▶ _ENTRIES PROVIDED_

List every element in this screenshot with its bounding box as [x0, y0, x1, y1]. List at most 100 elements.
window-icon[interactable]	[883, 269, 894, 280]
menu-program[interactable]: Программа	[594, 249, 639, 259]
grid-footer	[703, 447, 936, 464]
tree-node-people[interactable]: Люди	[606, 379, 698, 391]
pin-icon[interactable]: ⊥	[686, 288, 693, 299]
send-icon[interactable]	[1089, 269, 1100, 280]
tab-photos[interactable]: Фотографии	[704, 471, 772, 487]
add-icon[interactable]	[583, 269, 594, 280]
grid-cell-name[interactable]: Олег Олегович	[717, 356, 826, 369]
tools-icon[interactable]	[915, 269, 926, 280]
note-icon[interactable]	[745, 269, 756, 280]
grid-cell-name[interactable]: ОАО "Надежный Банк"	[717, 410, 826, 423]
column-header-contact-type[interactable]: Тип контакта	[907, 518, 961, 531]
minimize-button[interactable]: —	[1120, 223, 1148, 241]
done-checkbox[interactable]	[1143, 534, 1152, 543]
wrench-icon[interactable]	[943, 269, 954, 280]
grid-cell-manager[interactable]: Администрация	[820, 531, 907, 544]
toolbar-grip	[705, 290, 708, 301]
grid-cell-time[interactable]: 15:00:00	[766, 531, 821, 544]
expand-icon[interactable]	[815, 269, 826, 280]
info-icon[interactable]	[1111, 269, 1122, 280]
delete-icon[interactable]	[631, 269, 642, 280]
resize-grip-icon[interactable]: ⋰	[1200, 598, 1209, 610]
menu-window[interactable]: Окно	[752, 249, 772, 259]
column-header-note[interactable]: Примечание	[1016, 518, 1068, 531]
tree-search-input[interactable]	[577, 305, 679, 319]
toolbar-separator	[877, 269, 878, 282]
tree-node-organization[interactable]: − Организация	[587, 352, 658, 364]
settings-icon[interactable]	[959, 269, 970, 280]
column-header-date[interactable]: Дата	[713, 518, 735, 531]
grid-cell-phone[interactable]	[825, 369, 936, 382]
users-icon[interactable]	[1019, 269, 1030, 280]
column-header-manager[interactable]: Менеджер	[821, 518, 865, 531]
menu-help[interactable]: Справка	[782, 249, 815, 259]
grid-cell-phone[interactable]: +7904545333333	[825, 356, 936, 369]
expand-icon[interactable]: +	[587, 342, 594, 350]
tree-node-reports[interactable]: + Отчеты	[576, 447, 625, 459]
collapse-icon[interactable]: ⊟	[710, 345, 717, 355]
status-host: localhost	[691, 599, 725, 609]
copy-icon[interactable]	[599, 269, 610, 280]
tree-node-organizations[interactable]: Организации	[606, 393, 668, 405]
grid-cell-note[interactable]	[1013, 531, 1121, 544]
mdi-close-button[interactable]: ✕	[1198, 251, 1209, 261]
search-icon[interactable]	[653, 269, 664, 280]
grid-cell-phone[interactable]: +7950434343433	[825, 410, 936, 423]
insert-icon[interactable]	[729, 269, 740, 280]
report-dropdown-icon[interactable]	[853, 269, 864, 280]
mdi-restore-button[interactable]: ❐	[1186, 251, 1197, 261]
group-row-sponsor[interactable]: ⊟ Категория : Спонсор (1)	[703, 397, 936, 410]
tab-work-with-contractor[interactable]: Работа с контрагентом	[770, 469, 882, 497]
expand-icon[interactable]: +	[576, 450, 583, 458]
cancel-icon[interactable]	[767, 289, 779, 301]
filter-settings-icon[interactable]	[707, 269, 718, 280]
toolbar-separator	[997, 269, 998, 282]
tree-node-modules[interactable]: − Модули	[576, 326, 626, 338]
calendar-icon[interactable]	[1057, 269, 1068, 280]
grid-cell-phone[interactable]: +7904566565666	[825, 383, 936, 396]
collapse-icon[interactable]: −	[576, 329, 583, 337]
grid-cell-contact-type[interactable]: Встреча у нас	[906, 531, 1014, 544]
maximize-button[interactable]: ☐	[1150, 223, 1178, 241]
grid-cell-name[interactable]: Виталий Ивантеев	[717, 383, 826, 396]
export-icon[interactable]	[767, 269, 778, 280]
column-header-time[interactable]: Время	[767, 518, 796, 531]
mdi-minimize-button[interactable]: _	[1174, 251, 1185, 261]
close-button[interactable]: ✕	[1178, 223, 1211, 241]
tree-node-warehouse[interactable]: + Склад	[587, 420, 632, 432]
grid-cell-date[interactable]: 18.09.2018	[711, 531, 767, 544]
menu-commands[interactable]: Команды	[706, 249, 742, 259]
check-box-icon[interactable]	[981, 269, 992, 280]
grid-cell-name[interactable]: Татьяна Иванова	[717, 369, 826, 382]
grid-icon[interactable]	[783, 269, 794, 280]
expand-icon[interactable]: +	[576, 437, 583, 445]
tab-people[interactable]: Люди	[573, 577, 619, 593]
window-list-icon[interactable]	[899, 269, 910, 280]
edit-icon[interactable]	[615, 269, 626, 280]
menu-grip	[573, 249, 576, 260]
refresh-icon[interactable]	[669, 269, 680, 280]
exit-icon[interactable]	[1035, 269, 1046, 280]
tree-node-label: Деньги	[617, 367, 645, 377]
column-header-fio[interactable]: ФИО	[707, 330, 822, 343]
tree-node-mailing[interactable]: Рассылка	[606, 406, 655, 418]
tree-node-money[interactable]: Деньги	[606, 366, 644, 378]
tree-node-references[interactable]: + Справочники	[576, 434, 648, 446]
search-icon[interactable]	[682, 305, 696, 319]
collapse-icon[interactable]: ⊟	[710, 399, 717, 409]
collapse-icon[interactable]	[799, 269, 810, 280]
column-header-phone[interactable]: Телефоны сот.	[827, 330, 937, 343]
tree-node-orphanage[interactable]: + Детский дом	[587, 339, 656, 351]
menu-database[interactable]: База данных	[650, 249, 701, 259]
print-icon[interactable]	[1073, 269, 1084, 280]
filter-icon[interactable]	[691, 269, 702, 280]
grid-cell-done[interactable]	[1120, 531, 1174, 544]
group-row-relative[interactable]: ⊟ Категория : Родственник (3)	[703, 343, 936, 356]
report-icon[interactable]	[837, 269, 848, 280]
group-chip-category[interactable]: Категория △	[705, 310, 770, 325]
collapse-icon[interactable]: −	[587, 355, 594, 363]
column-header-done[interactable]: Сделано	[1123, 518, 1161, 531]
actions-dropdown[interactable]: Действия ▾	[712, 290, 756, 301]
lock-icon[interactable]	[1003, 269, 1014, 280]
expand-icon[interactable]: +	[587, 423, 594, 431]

▶ _GIVEN INSTRUCTION_
Repeat the stretch from the start of the records through the line containing "447, 936, 464]", renaming "window-icon" to "app-icon" and leaving everything else unchanged.

▶ _RESULT_
List every element in this screenshot with its bounding box as [x0, y0, x1, y1]. List at most 100 elements.
app-icon[interactable]	[883, 269, 894, 280]
menu-program[interactable]: Программа	[594, 249, 639, 259]
grid-footer	[703, 447, 936, 464]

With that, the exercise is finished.